Eddy Roma

Querido delincuente


Sé que buscás otros contenidos cuando deslizás tu mirada por la pantalla del teléfono. Pero en el improbable caso de que te encontrés con estas líneas, quiero decirte que no hace falta que intimidés a la gente con los relatos de tus hazañas pasadas —e insinués tu pronto regreso a los asaltos a mano armada— si no aceptamos los ricos y deliciosos chocolates rellenos de crema con sabor a café que nos pasás ofreciendo cuando te subís al bus al lado de tu fiel y diligente compañero. Tampoco hace falta que nos sermoniés antes de que encendás tu reproductor portátil y comencés a improvisar rimas, algunas logradas, otras no tanto, acerca de la dureza de la vida en las calles.

Con la falta que hace reír, aunque sea de nuestras desgracias, ¿qué te cuesta contar aunque sea un par de chistes? No necesitamos que nos pongan nerviosos camino del trabajo o yendo de regreso a casa. Bastantes preocupaciones tenemos para que vengás vos y usés las palabras como armas con el registro alterado para sacarnos unas cuantas monedas de a quetzal. Un chiste bien narrado, mejor si alude a personajes siniestros extraídos de la política nacional, ayuda a liberar tensiones, aligera el ambiente, fácil te podés sacar varios billetes de a cinco y hasta diez quetzales. Si te gusta asustar a la gente con tu aspecto y el tono de tu voz, ¿por qué no recreás los cuentos de espantos y aparecidos que tanto renombre le dieron a nuestra tradición oral? A lo mejor tu hermana menor amanece con el pelo bien trenzado porque le gusta al Duende, y la Llorona clama por sus hijos cerca del desagüe a flor de tierra que atraviesa la calle donde vos vivís.

#### [Extractos de líneas]
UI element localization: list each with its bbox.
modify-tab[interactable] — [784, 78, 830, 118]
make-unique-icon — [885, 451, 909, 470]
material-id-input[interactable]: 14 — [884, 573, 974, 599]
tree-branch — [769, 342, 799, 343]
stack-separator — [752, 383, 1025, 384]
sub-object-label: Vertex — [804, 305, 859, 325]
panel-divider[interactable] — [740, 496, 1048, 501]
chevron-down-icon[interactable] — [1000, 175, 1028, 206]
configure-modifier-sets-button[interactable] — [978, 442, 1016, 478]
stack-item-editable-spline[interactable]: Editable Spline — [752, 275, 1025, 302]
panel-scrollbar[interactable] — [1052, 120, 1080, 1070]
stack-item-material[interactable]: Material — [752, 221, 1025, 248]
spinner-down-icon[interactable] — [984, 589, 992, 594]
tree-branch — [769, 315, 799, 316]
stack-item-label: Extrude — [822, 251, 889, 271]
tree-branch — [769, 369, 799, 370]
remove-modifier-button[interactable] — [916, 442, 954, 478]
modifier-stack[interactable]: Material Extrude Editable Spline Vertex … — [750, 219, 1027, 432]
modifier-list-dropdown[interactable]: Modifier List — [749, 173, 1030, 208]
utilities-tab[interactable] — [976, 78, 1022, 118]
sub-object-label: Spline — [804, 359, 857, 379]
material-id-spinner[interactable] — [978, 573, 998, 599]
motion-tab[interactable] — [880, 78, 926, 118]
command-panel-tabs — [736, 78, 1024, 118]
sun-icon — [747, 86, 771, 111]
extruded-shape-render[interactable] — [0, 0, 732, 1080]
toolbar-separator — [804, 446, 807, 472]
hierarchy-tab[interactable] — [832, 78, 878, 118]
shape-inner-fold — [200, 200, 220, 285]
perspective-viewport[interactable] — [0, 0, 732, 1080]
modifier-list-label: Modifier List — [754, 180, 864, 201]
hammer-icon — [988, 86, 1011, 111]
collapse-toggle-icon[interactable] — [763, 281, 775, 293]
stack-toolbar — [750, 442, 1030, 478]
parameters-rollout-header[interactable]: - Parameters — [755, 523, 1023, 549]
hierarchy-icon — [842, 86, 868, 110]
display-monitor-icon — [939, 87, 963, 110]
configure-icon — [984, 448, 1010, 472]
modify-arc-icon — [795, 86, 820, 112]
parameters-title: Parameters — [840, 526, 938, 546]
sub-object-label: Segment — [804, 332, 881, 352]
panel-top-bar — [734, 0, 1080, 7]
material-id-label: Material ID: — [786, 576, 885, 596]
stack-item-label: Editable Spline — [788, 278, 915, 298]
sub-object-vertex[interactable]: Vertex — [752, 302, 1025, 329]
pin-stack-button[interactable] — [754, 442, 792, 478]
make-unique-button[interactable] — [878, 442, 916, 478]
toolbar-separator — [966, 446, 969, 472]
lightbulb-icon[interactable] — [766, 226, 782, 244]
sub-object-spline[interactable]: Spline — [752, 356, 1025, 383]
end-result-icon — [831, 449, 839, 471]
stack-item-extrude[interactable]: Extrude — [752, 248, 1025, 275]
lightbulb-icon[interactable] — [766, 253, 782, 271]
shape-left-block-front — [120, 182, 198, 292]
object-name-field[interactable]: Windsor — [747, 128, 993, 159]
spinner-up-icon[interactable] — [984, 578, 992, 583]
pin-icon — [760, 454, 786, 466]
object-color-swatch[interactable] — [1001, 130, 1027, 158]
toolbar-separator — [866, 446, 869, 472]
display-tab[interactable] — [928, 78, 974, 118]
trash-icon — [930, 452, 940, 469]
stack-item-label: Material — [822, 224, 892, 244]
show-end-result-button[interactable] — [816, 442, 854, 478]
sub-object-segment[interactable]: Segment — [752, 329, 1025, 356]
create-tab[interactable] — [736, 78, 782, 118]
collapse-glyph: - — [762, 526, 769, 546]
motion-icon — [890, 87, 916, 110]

#### [Comprueba tu comprensión]
A – En el texto «Querido delincuente», ¿de qué están rellenos los chocolates que se ofrecen en el bus?
B – Devuelve, sin cambiar nada, el tramo del texto «Querido delincuente» que va desde "Querido delincuente" hasta "en las calles.".
C – Continúa el texto «Querido delincuente» a partir de su última oración.

#### [Respuestas por ítem]
A – Están rellenos de crema con sabor a café.

B –
Querido delincuente


Sé que buscás otros contenidos cuando deslizás tu mirada por la pantalla del teléfono. Pero en el improbable caso de que te encontrés con estas líneas, quiero decirte que no hace falta que intimidés a la gente con los relatos de tus hazañas pasadas —e insinués tu pronto regreso a los asaltos a mano armada— si no aceptamos los ricos y deliciosos chocolates rellenos de crema con sabor a café que nos pasás ofreciendo cuando te subís al bus al lado de tu fiel y diligente compañero. Tampoco hace falta que nos sermoniés antes de que encendás tu reproductor portátil y comencés a improvisar rimas, algunas logradas, otras no tanto, acerca de la dureza de la vida en las calles.

C –
Tampoco hace falta que te pongás a pronunciar tus discursos con esa seguridad que da envidia. Vos no habías nacido, tus papás tampoco, cuando ciertos personajes se subían a las camionetas. Pasaban repartiendo chicles y dulces envueltos en papel celofán con un cartelito que decía, si bien recuerdo, «dispénseme, soy sordomudo». Eran igual de molestos, algunos se ponían bravos si no les recibían sus paquetíos, pero no pronunciaban ni media palabra. Se cuidaban de no hacerlo, aunque más de alguno daba la hora cuando se la preguntaban.

Por cierto, ya que estamos en confianza, ¿dónde aprendiste a expresarte con tanta elocuencia delante de los pasajeros amontonados en el bus? ¿Tienen ustedes su escuela de oratoria, hacen concursos para elegir al que mejor sepa discursear y a ese lo mandan a peinar el área mientras los demás mantienen bajo perfil para evitarse más ingresos a la cárcel? ¿O todos proceden del mismo molde maestro a la manera del fabricante en serie de los Centinelas, los implacables perseguidores de los X-Men? Reconozco que tienen más talento que todos esos individuos de saco y corbata que gastan fortunas para sacar sus maestrías en universidades privadas para hacerse llamar «coach».

Y va mi aclaración no solicitada: no acepto tus dulces porque a saber dónde estuvieron antes de que los sacaras de la caja que acarreás de una parada a otra. Tampoco sé si te lavás las manos después de que orinás en cualquier pared, poste del tendido eléctrico o llanta de camión parqueado en línea roja, a la vista de todos los que pasan en sus carros o caminan por las banquetas. Los sobres de esos ricos y deliciosos chocolates con su fecha de vencimiento impresa al dorso vienen repletos de gérmenes, bacterias y microbios; no quiero recibirlos como huéspedes. Tendrás mi dinero y todo lo que llevo a cuestas (excepto mis libros, ¿para qué te sirven?) si me mostrás tu cuchillo o me apuntás con tu pistola.